■ **The exercise**:
Write out every entry, unchanged. Skip any picture.

■ **Provided entries**:
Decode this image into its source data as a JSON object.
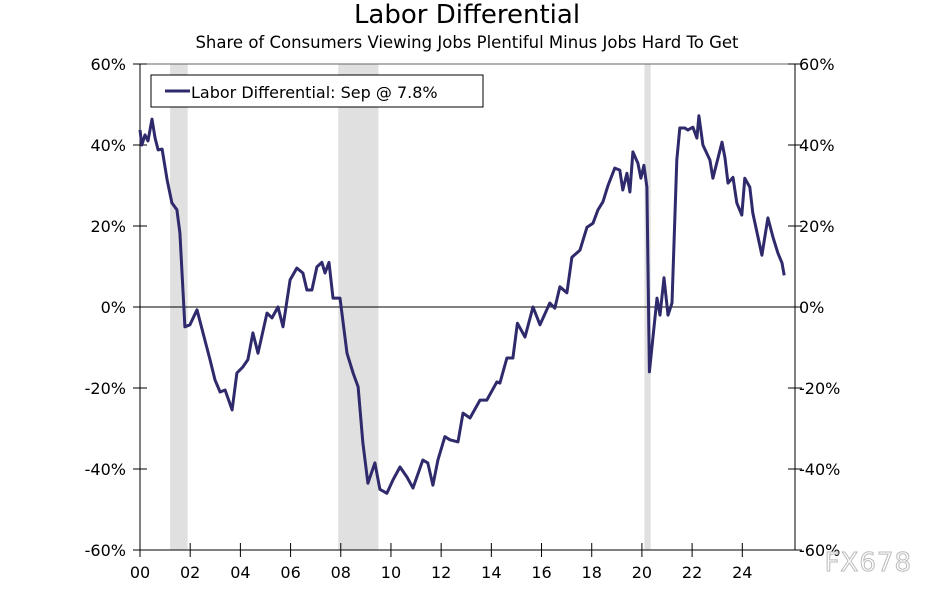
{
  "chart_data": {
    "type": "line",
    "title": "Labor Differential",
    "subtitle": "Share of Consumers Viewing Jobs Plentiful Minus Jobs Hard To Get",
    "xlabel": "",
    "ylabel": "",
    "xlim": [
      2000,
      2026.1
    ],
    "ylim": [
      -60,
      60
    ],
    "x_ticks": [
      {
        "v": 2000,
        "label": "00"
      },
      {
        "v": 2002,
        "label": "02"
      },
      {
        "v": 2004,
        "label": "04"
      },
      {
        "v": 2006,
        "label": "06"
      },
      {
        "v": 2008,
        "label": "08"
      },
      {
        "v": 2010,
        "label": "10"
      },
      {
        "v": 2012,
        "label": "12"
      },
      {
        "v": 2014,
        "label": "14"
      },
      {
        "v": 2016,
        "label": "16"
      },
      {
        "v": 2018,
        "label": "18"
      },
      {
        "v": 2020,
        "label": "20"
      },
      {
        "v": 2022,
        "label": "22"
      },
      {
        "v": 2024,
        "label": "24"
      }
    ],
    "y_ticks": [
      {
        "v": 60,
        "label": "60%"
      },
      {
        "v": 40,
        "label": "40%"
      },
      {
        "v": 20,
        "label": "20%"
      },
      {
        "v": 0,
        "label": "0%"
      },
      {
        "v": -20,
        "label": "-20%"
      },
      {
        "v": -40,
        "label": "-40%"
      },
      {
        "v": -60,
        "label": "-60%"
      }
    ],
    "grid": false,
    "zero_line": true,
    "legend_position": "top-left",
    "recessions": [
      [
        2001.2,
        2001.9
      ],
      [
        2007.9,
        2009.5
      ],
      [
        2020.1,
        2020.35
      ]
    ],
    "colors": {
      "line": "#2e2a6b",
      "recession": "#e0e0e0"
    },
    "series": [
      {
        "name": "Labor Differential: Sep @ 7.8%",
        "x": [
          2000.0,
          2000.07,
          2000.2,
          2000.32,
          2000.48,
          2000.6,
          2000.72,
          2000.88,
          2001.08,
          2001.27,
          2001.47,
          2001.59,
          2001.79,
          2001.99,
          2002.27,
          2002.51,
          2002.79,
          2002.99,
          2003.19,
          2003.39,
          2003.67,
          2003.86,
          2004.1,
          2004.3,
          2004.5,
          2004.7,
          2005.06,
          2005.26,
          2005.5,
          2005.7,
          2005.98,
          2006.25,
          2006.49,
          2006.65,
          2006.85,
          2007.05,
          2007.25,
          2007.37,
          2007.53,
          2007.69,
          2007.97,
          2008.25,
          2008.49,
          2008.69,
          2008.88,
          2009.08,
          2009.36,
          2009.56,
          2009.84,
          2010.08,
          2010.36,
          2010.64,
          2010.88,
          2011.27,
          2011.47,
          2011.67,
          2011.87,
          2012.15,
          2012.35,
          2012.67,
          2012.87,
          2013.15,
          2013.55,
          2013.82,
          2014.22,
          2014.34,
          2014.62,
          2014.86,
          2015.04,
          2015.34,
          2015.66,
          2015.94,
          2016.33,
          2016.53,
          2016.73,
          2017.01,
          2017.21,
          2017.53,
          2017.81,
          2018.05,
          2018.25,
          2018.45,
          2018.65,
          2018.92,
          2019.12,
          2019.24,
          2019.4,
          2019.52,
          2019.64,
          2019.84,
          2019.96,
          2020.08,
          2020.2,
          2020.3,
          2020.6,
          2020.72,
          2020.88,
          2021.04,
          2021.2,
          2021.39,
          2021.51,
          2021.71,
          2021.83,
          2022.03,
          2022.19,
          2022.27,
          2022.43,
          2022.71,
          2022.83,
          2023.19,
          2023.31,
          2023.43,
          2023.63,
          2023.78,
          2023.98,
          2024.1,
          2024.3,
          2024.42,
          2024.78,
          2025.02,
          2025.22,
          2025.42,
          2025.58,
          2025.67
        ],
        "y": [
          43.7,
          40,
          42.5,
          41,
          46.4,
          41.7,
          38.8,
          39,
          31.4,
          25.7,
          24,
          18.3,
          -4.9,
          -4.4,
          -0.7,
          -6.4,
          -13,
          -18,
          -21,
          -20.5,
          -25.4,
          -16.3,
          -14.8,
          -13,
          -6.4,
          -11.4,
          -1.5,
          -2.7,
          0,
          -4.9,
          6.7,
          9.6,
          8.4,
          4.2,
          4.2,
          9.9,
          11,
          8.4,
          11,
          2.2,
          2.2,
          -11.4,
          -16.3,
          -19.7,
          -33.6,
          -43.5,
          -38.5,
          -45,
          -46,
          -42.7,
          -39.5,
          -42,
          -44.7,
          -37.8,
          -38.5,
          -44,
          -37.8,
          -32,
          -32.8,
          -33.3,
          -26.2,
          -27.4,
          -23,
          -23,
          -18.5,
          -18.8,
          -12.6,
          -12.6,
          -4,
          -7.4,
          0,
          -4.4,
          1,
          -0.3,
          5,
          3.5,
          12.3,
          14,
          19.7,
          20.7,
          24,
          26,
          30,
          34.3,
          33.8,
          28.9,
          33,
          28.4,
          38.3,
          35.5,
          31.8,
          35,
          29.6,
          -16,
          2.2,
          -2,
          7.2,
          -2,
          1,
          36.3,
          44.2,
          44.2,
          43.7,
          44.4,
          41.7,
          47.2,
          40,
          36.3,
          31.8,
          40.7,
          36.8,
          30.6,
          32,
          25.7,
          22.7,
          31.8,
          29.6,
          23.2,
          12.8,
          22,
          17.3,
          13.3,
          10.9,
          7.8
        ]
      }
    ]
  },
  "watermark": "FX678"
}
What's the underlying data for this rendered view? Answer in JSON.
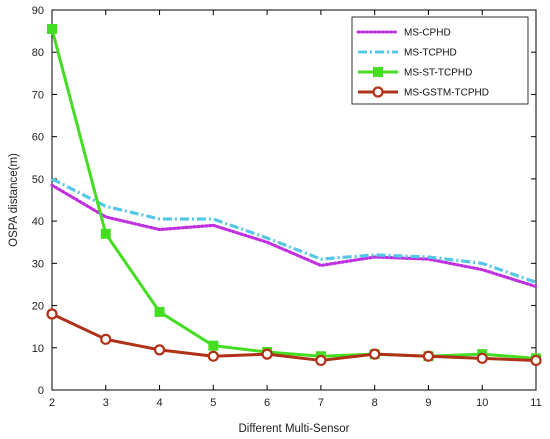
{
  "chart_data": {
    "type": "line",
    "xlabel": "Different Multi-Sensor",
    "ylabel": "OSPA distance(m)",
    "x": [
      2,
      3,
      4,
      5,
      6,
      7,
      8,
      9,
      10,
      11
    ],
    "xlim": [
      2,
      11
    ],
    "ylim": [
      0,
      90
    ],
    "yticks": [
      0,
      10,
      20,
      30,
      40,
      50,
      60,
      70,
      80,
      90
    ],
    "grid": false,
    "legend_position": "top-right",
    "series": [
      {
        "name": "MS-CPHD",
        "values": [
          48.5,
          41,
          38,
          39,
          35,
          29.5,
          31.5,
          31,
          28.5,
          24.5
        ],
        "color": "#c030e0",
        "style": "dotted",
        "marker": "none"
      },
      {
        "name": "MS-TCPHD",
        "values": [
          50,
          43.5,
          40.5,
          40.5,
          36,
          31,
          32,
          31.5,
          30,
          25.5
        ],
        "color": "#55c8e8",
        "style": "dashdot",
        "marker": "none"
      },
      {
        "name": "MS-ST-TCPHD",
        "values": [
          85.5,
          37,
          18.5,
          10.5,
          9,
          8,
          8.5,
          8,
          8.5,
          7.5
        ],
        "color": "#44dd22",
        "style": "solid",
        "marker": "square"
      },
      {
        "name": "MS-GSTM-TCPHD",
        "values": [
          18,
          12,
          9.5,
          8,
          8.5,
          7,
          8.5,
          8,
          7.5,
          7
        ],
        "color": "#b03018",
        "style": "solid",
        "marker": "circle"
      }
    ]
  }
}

■ **Result of this exercise**:
Decode this image into its source data as a JSON object.
{
  "chart_data": {
    "type": "line",
    "title": "Labor Differential",
    "subtitle": "Share of Consumers Viewing Jobs Plentiful Minus Jobs Hard To Get",
    "xlabel": "",
    "ylabel": "",
    "xlim": [
      2000,
      2026.1
    ],
    "ylim": [
      -60,
      60
    ],
    "x_ticks": [
      {
        "v": 2000,
        "label": "00"
      },
      {
        "v": 2002,
        "label": "02"
      },
      {
        "v": 2004,
        "label": "04"
      },
      {
        "v": 2006,
        "label": "06"
      },
      {
        "v": 2008,
        "label": "08"
      },
      {
        "v": 2010,
        "label": "10"
      },
      {
        "v": 2012,
        "label": "12"
      },
      {
        "v": 2014,
        "label": "14"
      },
      {
        "v": 2016,
        "label": "16"
      },
      {
        "v": 2018,
        "label": "18"
      },
      {
        "v": 2020,
        "label": "20"
      },
      {
        "v": 2022,
        "label": "22"
      },
      {
        "v": 2024,
        "label": "24"
      }
    ],
    "y_ticks": [
      {
        "v": 60,
        "label": "60%"
      },
      {
        "v": 40,
        "label": "40%"
      },
      {
        "v": 20,
        "label": "20%"
      },
      {
        "v": 0,
        "label": "0%"
      },
      {
        "v": -20,
        "label": "-20%"
      },
      {
        "v": -40,
        "label": "-40%"
      },
      {
        "v": -60,
        "label": "-60%"
      }
    ],
    "grid": false,
    "zero_line": true,
    "legend_position": "top-left",
    "recessions": [
      [
        2001.2,
        2001.9
      ],
      [
        2007.9,
        2009.5
      ],
      [
        2020.1,
        2020.35
      ]
    ],
    "colors": {
      "line": "#2e2a6b",
      "recession": "#e0e0e0"
    },
    "series": [
      {
        "name": "Labor Differential: Sep @ 7.8%",
        "x": [
          2000.0,
          2000.07,
          2000.2,
          2000.32,
          2000.48,
          2000.6,
          2000.72,
          2000.88,
          2001.08,
          2001.27,
          2001.47,
          2001.59,
          2001.79,
          2001.99,
          2002.27,
          2002.51,
          2002.79,
          2002.99,
          2003.19,
          2003.39,
          2003.67,
          2003.86,
          2004.1,
          2004.3,
          2004.5,
          2004.7,
          2005.06,
          2005.26,
          2005.5,
          2005.7,
          2005.98,
          2006.25,
          2006.49,
          2006.65,
          2006.85,
          2007.05,
          2007.25,
          2007.37,
          2007.53,
          2007.69,
          2007.97,
          2008.25,
          2008.49,
          2008.69,
          2008.88,
          2009.08,
          2009.36,
          2009.56,
          2009.84,
          2010.08,
          2010.36,
          2010.64,
          2010.88,
          2011.27,
          2011.47,
          2011.67,
          2011.87,
          2012.15,
          2012.35,
          2012.67,
          2012.87,
          2013.15,
          2013.55,
          2013.82,
          2014.22,
          2014.34,
          2014.62,
          2014.86,
          2015.04,
          2015.34,
          2015.66,
          2015.94,
          2016.33,
          2016.53,
          2016.73,
          2017.01,
          2017.21,
          2017.53,
          2017.81,
          2018.05,
          2018.25,
          2018.45,
          2018.65,
          2018.92,
          2019.12,
          2019.24,
          2019.4,
          2019.52,
          2019.64,
          2019.84,
          2019.96,
          2020.08,
          2020.2,
          2020.3,
          2020.6,
          2020.72,
          2020.88,
          2021.04,
          2021.2,
          2021.39,
          2021.51,
          2021.71,
          2021.83,
          2022.03,
          2022.19,
          2022.27,
          2022.43,
          2022.71,
          2022.83,
          2023.19,
          2023.31,
          2023.43,
          2023.63,
          2023.78,
          2023.98,
          2024.1,
          2024.3,
          2024.42,
          2024.78,
          2025.02,
          2025.22,
          2025.42,
          2025.58,
          2025.67
        ],
        "y": [
          43.7,
          40,
          42.5,
          41,
          46.4,
          41.7,
          38.8,
          39,
          31.4,
          25.7,
          24,
          18.3,
          -4.9,
          -4.4,
          -0.7,
          -6.4,
          -13,
          -18,
          -21,
          -20.5,
          -25.4,
          -16.3,
          -14.8,
          -13,
          -6.4,
          -11.4,
          -1.5,
          -2.7,
          0,
          -4.9,
          6.7,
          9.6,
          8.4,
          4.2,
          4.2,
          9.9,
          11,
          8.4,
          11,
          2.2,
          2.2,
          -11.4,
          -16.3,
          -19.7,
          -33.6,
          -43.5,
          -38.5,
          -45,
          -46,
          -42.7,
          -39.5,
          -42,
          -44.7,
          -37.8,
          -38.5,
          -44,
          -37.8,
          -32,
          -32.8,
          -33.3,
          -26.2,
          -27.4,
          -23,
          -23,
          -18.5,
          -18.8,
          -12.6,
          -12.6,
          -4,
          -7.4,
          0,
          -4.4,
          1,
          -0.3,
          5,
          3.5,
          12.3,
          14,
          19.7,
          20.7,
          24,
          26,
          30,
          34.3,
          33.8,
          28.9,
          33,
          28.4,
          38.3,
          35.5,
          31.8,
          35,
          29.6,
          -16,
          2.2,
          -2,
          7.2,
          -2,
          1,
          36.3,
          44.2,
          44.2,
          43.7,
          44.4,
          41.7,
          47.2,
          40,
          36.3,
          31.8,
          40.7,
          36.8,
          30.6,
          32,
          25.7,
          22.7,
          31.8,
          29.6,
          23.2,
          12.8,
          22,
          17.3,
          13.3,
          10.9,
          7.8
        ]
      }
    ]
  },
  "watermark": "FX678"
}
What's the underlying data for this rendered view? Answer in JSON.
{
  "chart_data": {
    "type": "line",
    "xlabel": "Different Multi-Sensor",
    "ylabel": "OSPA distance(m)",
    "x": [
      2,
      3,
      4,
      5,
      6,
      7,
      8,
      9,
      10,
      11
    ],
    "xlim": [
      2,
      11
    ],
    "ylim": [
      0,
      90
    ],
    "yticks": [
      0,
      10,
      20,
      30,
      40,
      50,
      60,
      70,
      80,
      90
    ],
    "grid": false,
    "legend_position": "top-right",
    "series": [
      {
        "name": "MS-CPHD",
        "values": [
          48.5,
          41,
          38,
          39,
          35,
          29.5,
          31.5,
          31,
          28.5,
          24.5
        ],
        "color": "#c030e0",
        "style": "dotted",
        "marker": "none"
      },
      {
        "name": "MS-TCPHD",
        "values": [
          50,
          43.5,
          40.5,
          40.5,
          36,
          31,
          32,
          31.5,
          30,
          25.5
        ],
        "color": "#55c8e8",
        "style": "dashdot",
        "marker": "none"
      },
      {
        "name": "MS-ST-TCPHD",
        "values": [
          85.5,
          37,
          18.5,
          10.5,
          9,
          8,
          8.5,
          8,
          8.5,
          7.5
        ],
        "color": "#44dd22",
        "style": "solid",
        "marker": "square"
      },
      {
        "name": "MS-GSTM-TCPHD",
        "values": [
          18,
          12,
          9.5,
          8,
          8.5,
          7,
          8.5,
          8,
          7.5,
          7
        ],
        "color": "#b03018",
        "style": "solid",
        "marker": "circle"
      }
    ]
  }
}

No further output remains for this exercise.